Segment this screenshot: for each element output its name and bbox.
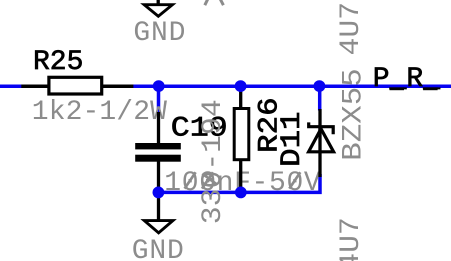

· · · ·

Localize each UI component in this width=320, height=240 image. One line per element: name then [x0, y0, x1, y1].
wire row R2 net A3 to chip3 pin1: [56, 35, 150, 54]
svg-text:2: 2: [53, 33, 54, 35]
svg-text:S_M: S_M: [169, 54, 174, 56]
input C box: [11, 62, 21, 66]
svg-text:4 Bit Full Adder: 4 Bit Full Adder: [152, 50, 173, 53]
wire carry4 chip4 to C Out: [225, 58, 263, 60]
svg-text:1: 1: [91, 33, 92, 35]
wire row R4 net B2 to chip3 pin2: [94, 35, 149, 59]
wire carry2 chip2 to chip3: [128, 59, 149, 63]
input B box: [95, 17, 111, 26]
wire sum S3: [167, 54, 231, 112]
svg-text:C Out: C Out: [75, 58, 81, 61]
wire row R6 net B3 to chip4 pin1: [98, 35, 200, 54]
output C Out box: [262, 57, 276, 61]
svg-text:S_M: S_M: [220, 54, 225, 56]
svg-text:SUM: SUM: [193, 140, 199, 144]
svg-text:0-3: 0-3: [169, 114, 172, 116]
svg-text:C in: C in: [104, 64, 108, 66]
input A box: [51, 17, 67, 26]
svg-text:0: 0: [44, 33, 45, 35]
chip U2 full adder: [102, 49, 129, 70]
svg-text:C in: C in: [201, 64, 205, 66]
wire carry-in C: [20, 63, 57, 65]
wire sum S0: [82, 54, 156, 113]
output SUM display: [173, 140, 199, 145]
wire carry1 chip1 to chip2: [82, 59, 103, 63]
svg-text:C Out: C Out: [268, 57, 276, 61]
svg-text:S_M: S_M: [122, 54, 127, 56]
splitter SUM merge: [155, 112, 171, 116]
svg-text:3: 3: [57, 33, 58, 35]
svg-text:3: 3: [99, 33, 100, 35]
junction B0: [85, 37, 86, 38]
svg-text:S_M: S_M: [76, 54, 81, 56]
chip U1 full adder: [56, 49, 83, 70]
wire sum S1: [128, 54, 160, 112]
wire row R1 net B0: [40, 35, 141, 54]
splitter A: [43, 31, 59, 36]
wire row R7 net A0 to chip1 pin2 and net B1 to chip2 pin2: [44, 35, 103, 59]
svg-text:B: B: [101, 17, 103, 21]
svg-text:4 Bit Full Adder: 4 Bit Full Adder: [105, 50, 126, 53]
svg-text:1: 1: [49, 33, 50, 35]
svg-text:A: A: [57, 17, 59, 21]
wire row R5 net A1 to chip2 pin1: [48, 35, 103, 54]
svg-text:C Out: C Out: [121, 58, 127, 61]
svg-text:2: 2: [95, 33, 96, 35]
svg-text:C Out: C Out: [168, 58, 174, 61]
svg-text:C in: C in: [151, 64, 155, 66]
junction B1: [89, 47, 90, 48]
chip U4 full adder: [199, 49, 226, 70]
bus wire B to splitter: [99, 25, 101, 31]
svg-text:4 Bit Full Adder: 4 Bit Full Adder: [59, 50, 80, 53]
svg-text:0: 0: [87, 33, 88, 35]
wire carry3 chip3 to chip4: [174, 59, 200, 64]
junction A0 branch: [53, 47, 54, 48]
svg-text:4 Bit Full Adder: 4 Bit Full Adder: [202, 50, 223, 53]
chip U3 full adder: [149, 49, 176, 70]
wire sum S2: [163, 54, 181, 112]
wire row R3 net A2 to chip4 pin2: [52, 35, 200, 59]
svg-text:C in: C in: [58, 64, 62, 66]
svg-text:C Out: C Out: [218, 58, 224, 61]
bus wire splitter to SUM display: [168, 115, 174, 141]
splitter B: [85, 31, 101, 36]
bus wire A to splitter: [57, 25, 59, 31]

· · · ·

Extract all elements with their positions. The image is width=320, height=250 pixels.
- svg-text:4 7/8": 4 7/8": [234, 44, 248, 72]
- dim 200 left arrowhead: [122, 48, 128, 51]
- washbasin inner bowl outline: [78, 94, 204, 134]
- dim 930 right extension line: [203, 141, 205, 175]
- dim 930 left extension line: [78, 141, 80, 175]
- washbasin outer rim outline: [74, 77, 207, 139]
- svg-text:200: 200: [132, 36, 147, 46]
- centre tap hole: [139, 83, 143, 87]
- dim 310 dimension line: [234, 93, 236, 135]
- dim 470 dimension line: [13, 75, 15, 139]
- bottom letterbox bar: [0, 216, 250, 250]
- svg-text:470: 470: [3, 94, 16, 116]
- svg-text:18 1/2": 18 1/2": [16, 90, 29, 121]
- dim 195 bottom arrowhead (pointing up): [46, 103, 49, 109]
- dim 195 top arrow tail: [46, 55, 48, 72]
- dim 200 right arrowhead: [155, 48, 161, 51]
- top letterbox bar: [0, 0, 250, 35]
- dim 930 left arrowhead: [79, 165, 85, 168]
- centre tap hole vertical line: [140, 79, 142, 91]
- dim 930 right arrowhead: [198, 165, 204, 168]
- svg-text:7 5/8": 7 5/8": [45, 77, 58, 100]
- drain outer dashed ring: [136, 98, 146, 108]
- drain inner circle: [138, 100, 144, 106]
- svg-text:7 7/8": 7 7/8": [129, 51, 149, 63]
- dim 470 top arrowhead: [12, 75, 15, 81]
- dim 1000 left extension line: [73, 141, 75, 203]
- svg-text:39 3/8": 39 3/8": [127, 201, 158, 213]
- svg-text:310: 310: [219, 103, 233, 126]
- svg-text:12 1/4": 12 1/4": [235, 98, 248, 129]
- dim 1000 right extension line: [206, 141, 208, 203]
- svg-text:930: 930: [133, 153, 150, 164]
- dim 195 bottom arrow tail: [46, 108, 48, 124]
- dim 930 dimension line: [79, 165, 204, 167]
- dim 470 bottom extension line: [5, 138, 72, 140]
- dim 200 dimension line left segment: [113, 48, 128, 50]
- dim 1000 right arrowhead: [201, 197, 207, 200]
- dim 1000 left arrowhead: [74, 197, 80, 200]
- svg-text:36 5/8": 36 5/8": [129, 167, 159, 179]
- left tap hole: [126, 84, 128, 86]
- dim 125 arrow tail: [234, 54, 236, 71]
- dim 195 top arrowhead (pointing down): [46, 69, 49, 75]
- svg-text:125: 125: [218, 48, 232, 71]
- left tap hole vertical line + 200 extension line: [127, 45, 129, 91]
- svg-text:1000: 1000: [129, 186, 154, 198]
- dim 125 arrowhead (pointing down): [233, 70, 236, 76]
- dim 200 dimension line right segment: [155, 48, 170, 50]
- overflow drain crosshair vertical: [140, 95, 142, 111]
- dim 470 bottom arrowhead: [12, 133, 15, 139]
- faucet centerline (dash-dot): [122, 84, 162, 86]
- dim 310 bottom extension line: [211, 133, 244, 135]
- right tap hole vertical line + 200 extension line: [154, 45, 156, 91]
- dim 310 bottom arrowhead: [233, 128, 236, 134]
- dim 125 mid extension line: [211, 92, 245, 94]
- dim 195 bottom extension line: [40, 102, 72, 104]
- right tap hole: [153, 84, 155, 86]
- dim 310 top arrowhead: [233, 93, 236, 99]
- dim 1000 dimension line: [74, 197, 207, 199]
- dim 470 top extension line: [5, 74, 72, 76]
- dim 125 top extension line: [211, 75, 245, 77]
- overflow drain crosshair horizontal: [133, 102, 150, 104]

· · · ·

*Stated exercise:*
Can you pull out every line of the items, from the one containing "Localize each UI" down to the one containing "input C box: [11, 62, 21, 66]", including both of those lines, and reproduce them word for word?

*Solution to the exercise:*
Localize each UI component in this width=320, height=240 image. One line per element: name then [x0, y0, x1, y1].
wire row R2 net A3 to chip3 pin1: [56, 35, 150, 54]
svg-text:2: 2: [53, 33, 54, 35]
svg-text:S_M: S_M: [169, 54, 174, 56]
input C box: [11, 62, 21, 66]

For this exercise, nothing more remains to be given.